(Stored data)
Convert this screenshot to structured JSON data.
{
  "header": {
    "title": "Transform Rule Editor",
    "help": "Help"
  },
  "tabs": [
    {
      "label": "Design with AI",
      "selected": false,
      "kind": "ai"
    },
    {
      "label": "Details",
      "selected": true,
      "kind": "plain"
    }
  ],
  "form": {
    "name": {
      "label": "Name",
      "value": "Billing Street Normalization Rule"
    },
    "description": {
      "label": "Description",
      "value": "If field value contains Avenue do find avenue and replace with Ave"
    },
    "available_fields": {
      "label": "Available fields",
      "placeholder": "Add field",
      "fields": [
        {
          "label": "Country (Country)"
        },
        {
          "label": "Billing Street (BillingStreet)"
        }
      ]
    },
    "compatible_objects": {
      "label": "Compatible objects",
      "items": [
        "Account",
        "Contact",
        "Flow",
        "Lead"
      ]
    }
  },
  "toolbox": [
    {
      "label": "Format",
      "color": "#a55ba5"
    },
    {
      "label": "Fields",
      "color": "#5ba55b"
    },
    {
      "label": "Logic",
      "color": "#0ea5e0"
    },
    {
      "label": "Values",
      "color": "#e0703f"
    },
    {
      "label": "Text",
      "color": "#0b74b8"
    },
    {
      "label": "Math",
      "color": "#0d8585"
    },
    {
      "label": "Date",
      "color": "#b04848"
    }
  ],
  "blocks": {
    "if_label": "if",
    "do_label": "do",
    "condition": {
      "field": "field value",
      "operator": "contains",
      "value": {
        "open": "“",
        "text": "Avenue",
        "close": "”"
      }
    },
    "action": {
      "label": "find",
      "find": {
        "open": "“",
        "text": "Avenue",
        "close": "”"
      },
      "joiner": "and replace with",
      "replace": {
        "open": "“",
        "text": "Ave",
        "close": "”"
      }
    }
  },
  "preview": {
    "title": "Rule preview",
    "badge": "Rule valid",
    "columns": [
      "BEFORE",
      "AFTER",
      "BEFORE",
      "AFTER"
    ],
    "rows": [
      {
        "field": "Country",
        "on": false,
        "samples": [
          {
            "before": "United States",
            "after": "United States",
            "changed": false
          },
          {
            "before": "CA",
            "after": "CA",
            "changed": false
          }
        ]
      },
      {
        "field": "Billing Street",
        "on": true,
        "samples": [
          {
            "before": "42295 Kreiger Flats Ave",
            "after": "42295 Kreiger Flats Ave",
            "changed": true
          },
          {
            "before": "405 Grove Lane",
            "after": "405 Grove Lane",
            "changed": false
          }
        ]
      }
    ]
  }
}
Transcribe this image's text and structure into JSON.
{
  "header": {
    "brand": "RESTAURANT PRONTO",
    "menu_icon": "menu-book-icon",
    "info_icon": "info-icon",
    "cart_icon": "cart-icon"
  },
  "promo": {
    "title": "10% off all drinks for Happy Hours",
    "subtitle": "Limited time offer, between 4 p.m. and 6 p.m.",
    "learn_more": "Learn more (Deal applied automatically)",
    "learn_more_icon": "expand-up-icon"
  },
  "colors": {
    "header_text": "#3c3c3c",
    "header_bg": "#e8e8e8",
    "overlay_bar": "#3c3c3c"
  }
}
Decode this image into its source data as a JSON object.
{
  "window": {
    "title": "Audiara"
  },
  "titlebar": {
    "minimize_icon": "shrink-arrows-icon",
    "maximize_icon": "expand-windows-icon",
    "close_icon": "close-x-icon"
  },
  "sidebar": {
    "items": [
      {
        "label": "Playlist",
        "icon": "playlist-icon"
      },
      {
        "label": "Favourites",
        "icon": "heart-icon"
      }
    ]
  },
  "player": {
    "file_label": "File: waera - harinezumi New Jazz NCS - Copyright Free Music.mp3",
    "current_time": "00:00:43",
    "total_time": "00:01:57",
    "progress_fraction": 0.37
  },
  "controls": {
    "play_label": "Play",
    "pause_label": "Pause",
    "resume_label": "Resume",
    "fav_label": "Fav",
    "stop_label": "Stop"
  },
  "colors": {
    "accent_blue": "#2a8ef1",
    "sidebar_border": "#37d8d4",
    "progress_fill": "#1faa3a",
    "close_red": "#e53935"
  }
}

#### Problem details
Tally up how many lines in the preceding listing contain the word "Grove". Give nothing but the number.

#### Problem solution
2